** TASK INSTRUCTIONS **
Duplicate the lines below, beginning with the line that contains "Patent image size: (1020, 1320)." and continuing through the line that contains "The counter bore 48 is at (503, 412).".

Records taken from a collection:

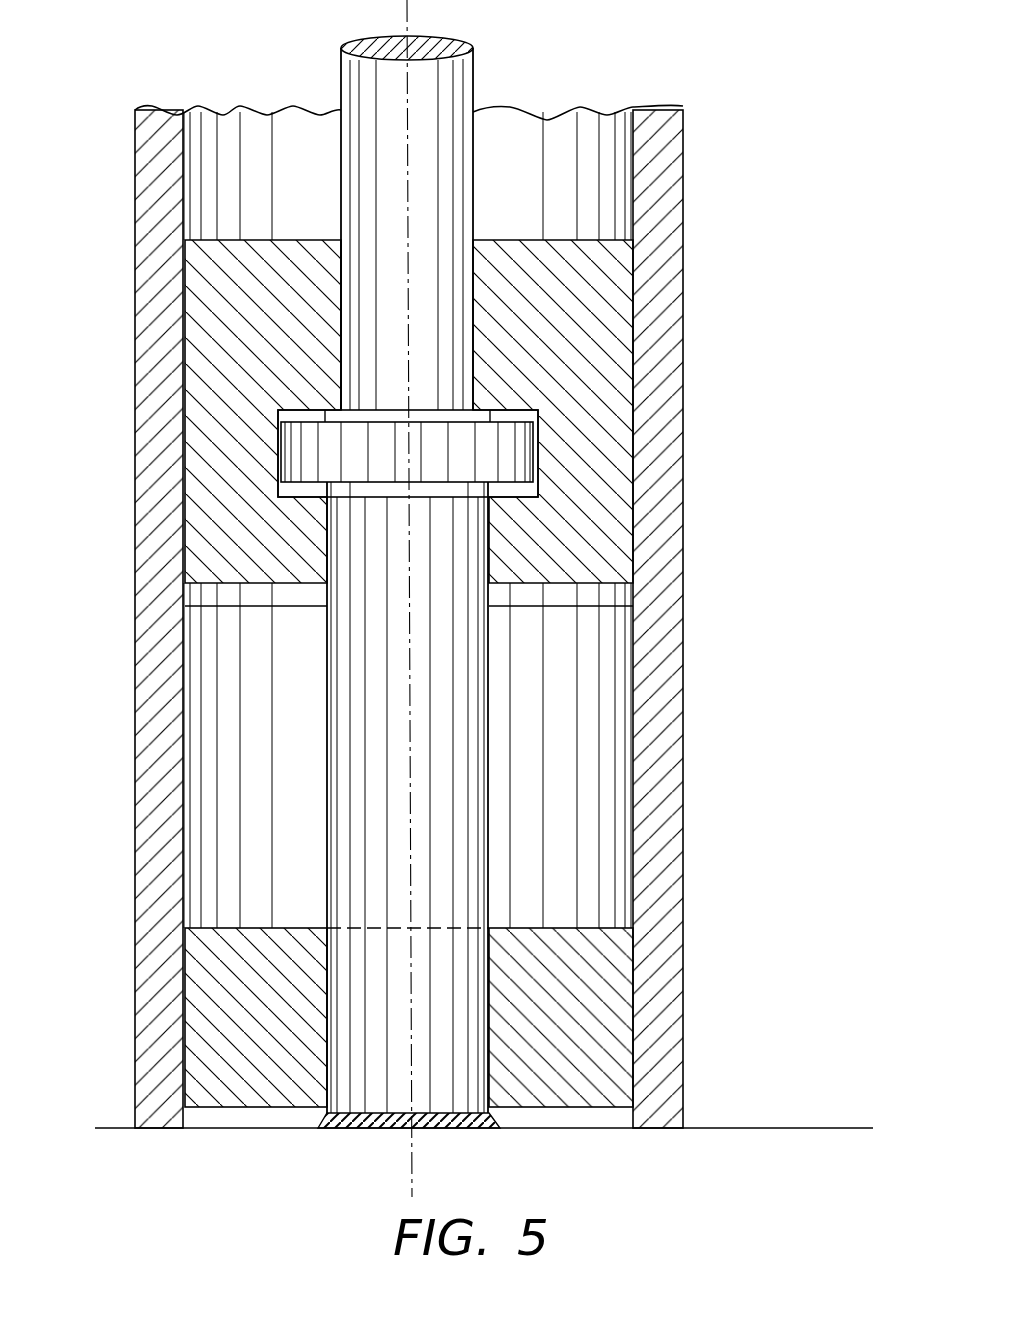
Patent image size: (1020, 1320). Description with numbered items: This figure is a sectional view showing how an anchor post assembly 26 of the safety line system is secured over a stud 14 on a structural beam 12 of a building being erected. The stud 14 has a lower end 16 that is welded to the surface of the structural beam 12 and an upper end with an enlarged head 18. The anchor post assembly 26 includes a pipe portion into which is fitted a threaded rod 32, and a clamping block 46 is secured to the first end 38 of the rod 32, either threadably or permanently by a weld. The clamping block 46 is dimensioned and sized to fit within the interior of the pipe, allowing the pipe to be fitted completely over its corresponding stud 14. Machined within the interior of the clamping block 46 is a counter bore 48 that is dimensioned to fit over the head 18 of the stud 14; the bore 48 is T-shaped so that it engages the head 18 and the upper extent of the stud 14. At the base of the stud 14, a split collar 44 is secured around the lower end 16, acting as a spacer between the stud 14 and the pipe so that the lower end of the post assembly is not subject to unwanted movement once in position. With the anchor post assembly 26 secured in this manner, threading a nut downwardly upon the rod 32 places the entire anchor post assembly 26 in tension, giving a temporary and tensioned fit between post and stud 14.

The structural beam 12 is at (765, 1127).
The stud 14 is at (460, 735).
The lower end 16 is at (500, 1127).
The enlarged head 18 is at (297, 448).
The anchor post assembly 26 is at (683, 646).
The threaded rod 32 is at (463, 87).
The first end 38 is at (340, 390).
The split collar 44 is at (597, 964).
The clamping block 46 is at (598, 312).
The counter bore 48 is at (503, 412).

--

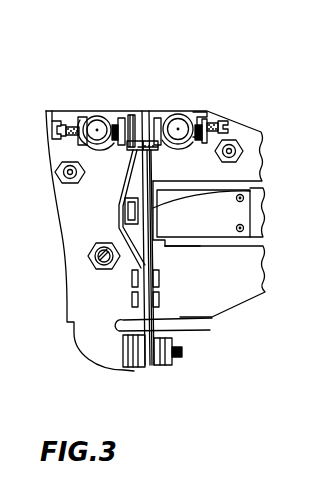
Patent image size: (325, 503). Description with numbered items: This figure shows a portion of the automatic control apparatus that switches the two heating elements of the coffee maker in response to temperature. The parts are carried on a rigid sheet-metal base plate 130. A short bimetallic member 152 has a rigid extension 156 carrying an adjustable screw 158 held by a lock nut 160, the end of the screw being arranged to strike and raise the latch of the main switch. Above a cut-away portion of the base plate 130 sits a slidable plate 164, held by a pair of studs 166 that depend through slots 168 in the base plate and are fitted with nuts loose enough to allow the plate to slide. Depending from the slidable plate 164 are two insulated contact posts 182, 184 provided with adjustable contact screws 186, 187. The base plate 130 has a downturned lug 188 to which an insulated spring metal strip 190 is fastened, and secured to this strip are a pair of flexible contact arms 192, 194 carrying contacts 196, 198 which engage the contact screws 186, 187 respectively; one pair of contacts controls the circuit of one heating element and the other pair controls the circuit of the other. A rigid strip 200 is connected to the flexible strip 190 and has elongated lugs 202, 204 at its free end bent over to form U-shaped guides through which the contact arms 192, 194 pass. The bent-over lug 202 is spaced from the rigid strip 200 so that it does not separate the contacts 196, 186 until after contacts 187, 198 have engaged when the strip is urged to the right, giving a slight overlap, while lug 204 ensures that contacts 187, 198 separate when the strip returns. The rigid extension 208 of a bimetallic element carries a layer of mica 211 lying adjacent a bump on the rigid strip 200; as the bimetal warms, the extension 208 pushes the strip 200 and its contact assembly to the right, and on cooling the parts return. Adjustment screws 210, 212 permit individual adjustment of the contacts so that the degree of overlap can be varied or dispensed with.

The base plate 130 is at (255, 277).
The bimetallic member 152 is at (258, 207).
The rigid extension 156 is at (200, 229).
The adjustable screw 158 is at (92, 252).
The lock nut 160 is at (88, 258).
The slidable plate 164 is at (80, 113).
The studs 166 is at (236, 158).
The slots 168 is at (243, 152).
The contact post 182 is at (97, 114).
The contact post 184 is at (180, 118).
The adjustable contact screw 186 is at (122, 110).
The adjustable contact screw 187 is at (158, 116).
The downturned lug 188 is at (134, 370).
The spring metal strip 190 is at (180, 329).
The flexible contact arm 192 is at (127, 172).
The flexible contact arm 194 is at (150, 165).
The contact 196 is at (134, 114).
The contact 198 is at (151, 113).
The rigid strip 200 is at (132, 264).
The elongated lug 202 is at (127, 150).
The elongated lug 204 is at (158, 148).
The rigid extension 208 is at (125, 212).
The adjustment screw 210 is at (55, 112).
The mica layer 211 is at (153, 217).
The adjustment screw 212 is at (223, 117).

...

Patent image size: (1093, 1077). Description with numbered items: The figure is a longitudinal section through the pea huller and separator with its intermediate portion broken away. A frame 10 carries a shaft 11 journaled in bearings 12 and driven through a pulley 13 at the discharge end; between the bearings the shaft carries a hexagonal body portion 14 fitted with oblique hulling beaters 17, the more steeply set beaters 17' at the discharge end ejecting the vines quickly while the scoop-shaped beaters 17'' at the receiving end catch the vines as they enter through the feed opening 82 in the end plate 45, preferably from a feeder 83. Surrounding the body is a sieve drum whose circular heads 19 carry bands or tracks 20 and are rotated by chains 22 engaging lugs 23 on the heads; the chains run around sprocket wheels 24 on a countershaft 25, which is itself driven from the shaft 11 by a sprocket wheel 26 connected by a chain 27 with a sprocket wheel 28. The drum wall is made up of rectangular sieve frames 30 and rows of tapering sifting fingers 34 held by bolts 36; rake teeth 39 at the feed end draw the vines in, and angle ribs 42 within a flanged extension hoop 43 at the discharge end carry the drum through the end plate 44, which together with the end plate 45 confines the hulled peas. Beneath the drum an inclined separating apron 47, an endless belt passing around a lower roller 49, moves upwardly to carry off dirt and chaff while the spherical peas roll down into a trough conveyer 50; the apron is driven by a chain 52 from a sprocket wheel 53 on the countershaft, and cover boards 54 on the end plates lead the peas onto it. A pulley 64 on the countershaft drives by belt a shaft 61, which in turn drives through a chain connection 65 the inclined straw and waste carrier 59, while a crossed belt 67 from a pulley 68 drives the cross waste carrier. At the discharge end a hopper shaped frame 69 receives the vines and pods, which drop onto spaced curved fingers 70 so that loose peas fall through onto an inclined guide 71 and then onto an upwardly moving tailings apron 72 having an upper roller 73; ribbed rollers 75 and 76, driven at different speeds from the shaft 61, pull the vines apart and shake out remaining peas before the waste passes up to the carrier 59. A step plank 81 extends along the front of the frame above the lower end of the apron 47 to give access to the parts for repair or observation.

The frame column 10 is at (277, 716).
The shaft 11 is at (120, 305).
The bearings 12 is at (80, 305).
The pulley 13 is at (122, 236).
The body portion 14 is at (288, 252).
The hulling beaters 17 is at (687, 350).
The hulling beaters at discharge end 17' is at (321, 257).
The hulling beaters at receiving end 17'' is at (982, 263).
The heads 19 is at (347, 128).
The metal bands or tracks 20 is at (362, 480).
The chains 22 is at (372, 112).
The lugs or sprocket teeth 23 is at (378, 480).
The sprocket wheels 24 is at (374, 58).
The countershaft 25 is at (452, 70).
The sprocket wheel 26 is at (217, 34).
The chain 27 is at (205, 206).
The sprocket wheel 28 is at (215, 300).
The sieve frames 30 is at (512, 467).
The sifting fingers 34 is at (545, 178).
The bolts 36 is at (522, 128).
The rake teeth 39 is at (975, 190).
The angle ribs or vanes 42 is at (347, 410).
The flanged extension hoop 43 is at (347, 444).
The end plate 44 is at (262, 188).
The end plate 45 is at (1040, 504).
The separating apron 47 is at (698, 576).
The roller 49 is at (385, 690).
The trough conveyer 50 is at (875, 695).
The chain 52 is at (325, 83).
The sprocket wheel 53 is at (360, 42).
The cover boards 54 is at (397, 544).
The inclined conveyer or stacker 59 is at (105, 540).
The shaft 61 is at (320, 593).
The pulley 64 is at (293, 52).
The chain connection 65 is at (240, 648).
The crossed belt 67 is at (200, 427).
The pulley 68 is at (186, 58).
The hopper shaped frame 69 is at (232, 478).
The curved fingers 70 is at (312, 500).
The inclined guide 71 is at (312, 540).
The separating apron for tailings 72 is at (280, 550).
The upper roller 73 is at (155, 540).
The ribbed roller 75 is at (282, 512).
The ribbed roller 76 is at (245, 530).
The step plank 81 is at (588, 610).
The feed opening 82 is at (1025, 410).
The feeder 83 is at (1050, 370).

** COMPLETE OUTPUT **
Patent image size: (1020, 1320). Description with numbered items: This figure is a sectional view showing how an anchor post assembly 26 of the safety line system is secured over a stud 14 on a structural beam 12 of a building being erected. The stud 14 has a lower end 16 that is welded to the surface of the structural beam 12 and an upper end with an enlarged head 18. The anchor post assembly 26 includes a pipe portion into which is fitted a threaded rod 32, and a clamping block 46 is secured to the first end 38 of the rod 32, either threadably or permanently by a weld. The clamping block 46 is dimensioned and sized to fit within the interior of the pipe, allowing the pipe to be fitted completely over its corresponding stud 14. Machined within the interior of the clamping block 46 is a counter bore 48 that is dimensioned to fit over the head 18 of the stud 14; the bore 48 is T-shaped so that it engages the head 18 and the upper extent of the stud 14. At the base of the stud 14, a split collar 44 is secured around the lower end 16, acting as a spacer between the stud 14 and the pipe so that the lower end of the post assembly is not subject to unwanted movement once in position. With the anchor post assembly 26 secured in this manner, threading a nut downwardly upon the rod 32 places the entire anchor post assembly 26 in tension, giving a temporary and tensioned fit between post and stud 14.

The structural beam 12 is at (765, 1127).
The stud 14 is at (460, 735).
The lower end 16 is at (500, 1127).
The enlarged head 18 is at (297, 448).
The anchor post assembly 26 is at (683, 646).
The threaded rod 32 is at (463, 87).
The first end 38 is at (340, 390).
The split collar 44 is at (597, 964).
The clamping block 46 is at (598, 312).
The counter bore 48 is at (503, 412).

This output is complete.